**Directions**
Every line that includes the word "based" is to be listed.

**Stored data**

☆ ☆ ☆ ☆ ☆ ☆ ☆

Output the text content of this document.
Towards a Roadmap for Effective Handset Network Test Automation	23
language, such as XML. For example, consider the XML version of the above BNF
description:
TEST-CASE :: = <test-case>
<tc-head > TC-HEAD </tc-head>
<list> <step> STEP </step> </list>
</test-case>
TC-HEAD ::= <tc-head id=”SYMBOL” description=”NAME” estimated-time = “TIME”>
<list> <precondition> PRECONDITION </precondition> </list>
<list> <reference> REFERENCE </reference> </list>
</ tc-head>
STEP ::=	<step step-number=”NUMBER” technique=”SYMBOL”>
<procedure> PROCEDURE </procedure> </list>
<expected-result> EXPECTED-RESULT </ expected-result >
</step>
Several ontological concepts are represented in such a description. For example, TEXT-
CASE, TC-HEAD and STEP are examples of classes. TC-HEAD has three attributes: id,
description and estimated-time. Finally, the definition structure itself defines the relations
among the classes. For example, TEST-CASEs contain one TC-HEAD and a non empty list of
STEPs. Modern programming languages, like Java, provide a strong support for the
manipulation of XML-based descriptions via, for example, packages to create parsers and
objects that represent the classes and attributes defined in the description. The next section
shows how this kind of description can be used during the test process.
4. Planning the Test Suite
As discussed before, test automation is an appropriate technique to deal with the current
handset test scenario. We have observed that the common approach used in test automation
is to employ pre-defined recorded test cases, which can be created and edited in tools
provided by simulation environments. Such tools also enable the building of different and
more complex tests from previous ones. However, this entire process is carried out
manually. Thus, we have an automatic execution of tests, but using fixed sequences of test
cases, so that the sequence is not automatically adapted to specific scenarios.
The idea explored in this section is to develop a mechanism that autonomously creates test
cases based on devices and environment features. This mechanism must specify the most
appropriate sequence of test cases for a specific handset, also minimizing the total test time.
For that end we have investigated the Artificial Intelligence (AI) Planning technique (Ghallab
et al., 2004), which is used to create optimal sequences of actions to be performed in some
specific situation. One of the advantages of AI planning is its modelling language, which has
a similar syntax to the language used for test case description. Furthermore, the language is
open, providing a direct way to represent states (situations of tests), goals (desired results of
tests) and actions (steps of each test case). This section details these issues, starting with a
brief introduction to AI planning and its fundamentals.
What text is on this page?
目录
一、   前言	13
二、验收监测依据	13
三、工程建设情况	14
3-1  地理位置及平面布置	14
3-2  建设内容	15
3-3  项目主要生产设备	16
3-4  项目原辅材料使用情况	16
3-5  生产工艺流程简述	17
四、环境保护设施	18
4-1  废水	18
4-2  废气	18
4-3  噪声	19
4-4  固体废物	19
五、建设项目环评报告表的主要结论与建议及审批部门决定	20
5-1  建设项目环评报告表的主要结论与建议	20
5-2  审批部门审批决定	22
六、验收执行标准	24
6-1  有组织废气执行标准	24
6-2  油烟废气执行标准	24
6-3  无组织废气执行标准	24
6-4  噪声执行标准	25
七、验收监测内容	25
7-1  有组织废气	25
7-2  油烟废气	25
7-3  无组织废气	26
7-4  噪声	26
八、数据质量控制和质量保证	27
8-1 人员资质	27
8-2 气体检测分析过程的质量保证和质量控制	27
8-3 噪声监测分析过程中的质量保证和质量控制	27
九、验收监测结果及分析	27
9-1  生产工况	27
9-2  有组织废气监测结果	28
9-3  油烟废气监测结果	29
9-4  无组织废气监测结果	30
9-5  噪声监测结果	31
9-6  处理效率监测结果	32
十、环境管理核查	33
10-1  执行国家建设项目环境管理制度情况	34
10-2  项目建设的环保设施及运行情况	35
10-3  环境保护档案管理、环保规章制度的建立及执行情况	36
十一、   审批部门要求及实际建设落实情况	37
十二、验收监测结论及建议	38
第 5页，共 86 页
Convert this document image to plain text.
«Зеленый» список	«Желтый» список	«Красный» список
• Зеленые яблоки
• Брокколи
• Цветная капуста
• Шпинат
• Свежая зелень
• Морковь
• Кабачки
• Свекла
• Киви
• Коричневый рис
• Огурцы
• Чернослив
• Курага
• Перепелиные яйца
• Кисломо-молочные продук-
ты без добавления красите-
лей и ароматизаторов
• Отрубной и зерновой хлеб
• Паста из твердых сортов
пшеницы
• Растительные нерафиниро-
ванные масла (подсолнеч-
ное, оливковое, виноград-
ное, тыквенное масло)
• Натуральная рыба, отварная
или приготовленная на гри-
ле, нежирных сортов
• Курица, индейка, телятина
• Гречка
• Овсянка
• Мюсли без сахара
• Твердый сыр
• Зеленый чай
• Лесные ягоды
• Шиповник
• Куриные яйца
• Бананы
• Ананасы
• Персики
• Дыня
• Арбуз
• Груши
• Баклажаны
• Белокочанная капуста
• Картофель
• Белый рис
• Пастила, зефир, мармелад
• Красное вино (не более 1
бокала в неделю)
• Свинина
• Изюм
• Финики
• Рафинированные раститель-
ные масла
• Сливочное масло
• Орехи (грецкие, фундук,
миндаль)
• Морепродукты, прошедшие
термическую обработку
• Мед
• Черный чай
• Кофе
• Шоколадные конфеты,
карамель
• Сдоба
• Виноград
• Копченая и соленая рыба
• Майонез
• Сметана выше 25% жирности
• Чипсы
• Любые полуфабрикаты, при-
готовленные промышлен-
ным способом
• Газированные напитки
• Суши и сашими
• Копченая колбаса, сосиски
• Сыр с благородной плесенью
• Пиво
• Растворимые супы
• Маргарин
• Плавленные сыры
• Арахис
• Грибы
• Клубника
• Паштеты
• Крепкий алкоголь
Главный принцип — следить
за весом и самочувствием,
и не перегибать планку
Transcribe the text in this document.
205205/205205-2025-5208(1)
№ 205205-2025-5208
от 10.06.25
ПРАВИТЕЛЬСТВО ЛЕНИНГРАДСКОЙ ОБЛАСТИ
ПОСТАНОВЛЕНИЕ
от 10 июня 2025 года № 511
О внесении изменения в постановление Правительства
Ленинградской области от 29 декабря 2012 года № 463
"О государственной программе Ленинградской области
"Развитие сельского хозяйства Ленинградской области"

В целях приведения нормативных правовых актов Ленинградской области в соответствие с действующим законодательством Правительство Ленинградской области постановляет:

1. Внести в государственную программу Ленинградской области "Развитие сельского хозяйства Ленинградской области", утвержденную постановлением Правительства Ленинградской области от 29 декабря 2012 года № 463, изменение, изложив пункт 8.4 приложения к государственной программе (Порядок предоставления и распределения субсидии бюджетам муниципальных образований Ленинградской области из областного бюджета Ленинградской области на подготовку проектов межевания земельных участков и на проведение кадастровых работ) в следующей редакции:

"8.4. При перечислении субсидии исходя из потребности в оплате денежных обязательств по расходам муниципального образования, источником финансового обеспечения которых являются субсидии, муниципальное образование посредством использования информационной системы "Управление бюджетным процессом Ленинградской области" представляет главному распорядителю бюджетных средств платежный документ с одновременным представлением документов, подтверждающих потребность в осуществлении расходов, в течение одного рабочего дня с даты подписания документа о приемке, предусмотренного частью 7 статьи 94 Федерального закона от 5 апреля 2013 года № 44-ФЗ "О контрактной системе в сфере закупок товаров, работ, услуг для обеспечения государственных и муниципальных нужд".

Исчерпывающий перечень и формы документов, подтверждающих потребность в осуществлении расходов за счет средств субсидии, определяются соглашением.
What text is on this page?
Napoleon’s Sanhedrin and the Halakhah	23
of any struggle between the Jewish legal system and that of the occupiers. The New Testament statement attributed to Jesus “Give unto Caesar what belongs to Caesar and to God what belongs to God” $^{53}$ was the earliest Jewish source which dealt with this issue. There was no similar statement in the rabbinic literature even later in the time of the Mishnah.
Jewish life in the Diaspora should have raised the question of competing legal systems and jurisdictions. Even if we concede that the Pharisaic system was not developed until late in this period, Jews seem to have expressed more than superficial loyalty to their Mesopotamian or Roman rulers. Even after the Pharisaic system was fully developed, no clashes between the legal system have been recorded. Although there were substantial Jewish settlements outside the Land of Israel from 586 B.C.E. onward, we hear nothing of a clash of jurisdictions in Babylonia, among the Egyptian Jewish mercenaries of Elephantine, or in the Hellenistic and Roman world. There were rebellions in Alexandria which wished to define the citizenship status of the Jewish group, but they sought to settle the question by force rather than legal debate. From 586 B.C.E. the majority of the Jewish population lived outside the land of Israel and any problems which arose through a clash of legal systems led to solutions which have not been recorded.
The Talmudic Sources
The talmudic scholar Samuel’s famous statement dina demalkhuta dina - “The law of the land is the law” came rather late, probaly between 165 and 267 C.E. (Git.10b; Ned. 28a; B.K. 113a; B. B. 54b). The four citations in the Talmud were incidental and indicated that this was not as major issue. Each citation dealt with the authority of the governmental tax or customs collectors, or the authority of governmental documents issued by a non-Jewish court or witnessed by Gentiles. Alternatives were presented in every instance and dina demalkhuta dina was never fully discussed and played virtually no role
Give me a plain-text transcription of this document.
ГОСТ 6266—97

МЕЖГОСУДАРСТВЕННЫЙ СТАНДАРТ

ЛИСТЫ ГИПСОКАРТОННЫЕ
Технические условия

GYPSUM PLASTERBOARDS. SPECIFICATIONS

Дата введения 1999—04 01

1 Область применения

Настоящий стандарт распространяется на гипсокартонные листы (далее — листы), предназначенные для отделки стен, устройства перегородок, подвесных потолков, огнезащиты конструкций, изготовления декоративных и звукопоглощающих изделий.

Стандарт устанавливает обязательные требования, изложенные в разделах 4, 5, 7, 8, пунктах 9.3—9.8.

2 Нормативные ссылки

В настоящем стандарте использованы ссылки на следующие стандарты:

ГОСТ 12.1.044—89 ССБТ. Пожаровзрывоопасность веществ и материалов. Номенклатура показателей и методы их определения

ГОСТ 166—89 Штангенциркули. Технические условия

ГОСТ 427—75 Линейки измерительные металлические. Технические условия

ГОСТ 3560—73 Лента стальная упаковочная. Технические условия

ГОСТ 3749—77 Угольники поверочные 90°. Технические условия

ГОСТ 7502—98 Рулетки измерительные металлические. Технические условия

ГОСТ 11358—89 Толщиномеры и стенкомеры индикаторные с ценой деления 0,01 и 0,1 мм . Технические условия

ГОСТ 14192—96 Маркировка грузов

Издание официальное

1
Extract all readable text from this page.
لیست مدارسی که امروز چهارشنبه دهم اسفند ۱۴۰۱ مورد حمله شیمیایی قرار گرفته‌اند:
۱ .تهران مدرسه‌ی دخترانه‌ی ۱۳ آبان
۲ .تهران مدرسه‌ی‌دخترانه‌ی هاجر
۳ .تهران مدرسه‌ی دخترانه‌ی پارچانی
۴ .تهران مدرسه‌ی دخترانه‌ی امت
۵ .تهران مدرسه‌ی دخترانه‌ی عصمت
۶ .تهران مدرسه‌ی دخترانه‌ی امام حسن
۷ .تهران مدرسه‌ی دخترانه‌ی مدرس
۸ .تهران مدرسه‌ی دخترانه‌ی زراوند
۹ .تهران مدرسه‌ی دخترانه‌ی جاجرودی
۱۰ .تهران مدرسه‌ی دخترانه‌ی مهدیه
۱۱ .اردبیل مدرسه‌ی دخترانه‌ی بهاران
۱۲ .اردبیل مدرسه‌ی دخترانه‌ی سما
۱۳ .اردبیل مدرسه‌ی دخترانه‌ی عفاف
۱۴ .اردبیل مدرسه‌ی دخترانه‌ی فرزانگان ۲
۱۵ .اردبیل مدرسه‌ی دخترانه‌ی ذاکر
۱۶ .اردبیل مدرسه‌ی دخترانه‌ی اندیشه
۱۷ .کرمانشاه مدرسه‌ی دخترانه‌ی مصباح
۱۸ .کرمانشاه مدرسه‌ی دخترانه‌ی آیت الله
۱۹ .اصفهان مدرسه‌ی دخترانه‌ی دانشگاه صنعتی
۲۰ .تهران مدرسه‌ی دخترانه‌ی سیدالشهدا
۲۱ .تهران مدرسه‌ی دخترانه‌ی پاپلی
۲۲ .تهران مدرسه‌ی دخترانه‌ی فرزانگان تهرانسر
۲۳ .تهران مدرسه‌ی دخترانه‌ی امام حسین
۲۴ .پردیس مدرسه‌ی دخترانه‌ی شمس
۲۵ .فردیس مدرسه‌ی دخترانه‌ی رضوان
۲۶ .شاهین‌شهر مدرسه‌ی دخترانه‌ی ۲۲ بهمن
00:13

☆ ☆ ☆ ☆ ☆ ☆ ☆

**Task solution**
manipulation of XML-based descriptions via, for example, packages to create parsers and
cases based on devices and environment features. This mechanism must specify the most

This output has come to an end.